▶ [Task requirements] Where does the string "vertical" appear? Copy every line of the entries below that holds it.

▶ [Listed entries]
┄┄┄┄┄┄┄┄┄┄┄┄┄┄┄┄┄┄┄┄
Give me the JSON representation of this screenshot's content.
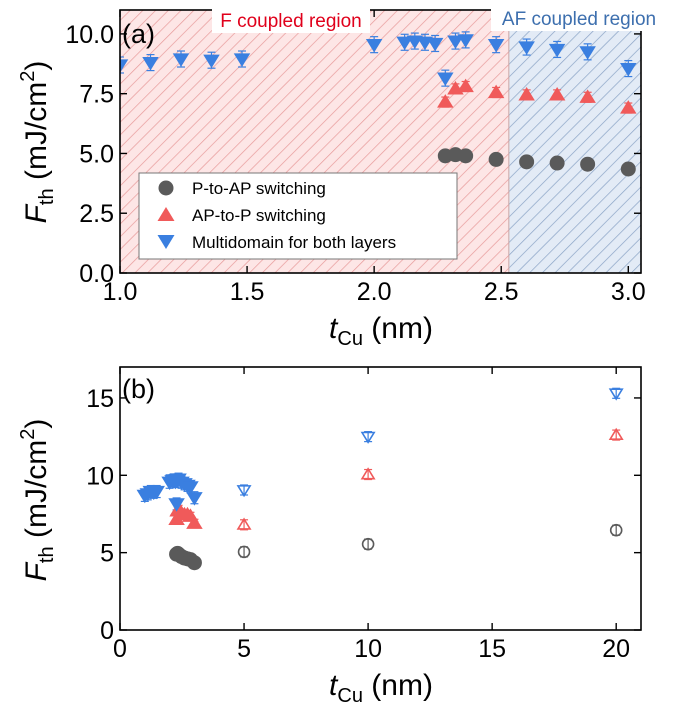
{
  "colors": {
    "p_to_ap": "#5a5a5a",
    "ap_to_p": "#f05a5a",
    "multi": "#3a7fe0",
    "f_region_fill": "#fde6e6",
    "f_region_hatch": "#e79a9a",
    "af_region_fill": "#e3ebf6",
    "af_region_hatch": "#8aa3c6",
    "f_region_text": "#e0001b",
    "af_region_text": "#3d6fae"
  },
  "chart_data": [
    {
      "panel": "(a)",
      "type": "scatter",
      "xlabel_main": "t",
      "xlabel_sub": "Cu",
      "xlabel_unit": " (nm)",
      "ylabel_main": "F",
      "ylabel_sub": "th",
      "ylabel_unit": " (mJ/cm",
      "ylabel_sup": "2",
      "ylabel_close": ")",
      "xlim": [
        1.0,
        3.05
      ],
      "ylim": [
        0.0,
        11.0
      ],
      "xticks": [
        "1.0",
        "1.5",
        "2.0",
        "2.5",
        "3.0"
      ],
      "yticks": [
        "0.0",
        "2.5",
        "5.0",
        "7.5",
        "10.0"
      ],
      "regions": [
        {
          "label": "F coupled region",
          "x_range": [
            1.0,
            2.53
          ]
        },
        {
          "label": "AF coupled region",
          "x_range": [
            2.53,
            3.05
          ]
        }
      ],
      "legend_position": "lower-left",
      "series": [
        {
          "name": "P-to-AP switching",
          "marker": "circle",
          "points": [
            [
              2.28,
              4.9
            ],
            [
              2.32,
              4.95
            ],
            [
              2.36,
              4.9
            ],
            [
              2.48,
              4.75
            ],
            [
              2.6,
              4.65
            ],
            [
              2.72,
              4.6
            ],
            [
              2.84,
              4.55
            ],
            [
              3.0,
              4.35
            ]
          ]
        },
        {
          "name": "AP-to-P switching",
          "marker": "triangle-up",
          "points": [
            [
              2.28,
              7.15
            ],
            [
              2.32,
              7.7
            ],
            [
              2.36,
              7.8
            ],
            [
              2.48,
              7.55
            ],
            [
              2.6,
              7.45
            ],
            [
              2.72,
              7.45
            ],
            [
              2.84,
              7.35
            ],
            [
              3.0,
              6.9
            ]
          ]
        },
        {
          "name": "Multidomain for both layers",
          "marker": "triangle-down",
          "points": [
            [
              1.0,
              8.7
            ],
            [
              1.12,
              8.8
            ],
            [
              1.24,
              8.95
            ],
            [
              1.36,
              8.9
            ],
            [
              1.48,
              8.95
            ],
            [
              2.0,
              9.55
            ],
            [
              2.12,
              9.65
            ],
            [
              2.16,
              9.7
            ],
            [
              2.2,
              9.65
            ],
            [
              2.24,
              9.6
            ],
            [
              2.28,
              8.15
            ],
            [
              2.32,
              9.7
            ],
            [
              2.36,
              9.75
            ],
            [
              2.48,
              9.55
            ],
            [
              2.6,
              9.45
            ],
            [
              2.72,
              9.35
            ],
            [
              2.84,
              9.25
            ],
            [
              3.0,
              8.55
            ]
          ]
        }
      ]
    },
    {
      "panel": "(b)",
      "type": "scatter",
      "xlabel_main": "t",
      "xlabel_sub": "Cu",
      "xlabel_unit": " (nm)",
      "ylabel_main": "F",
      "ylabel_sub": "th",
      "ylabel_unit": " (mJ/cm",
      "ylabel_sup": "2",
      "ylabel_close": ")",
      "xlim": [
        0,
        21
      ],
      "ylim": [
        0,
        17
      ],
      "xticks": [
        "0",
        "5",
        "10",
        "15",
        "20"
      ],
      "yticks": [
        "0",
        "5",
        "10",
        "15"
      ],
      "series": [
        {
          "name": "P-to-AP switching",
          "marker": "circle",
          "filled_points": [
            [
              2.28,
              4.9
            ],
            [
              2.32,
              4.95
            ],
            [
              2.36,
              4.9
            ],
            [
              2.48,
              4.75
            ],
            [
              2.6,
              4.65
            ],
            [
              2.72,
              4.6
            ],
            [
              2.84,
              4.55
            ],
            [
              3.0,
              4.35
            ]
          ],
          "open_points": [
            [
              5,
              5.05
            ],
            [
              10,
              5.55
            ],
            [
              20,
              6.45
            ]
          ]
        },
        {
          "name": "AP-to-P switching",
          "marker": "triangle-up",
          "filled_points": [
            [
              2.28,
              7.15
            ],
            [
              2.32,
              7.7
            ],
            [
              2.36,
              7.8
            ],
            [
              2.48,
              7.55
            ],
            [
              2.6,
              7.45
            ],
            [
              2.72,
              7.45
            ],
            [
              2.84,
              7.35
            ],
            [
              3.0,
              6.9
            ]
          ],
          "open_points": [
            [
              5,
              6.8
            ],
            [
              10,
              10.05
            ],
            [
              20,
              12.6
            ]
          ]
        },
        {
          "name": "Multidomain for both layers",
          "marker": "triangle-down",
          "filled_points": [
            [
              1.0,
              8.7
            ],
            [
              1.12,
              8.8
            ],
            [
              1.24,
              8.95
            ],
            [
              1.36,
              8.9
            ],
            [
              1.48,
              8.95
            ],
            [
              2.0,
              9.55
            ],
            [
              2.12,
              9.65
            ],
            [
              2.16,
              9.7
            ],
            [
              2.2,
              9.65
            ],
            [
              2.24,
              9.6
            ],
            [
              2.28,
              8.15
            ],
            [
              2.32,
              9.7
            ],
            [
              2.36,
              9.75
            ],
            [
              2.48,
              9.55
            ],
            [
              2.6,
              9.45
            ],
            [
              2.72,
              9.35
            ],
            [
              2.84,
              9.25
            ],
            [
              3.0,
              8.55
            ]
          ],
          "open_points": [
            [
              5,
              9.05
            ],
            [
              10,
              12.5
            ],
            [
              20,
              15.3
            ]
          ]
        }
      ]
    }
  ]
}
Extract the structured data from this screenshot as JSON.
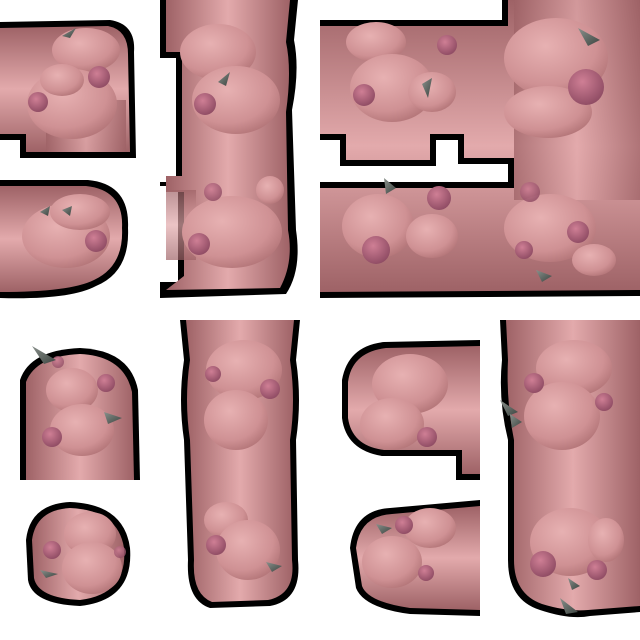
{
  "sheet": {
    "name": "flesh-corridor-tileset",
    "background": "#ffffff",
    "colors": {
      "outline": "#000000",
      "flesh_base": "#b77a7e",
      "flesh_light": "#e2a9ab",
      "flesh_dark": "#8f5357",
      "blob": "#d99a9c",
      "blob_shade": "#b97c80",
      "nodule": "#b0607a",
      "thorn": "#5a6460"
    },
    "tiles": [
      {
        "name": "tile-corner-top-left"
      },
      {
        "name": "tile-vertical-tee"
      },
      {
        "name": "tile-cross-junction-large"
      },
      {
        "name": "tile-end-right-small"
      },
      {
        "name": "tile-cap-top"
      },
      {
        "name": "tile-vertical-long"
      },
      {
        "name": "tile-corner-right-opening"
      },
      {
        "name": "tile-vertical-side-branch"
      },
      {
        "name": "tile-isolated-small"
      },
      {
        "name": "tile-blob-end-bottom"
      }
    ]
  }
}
┄┄┄┄┄┄┄┄┄┄┄┄┄┄┄┄┄┄┄┄
▶ [Full response]
        "name": "tile-vertical-tee"
        "name": "tile-vertical-long"
        "name": "tile-vertical-side-branch"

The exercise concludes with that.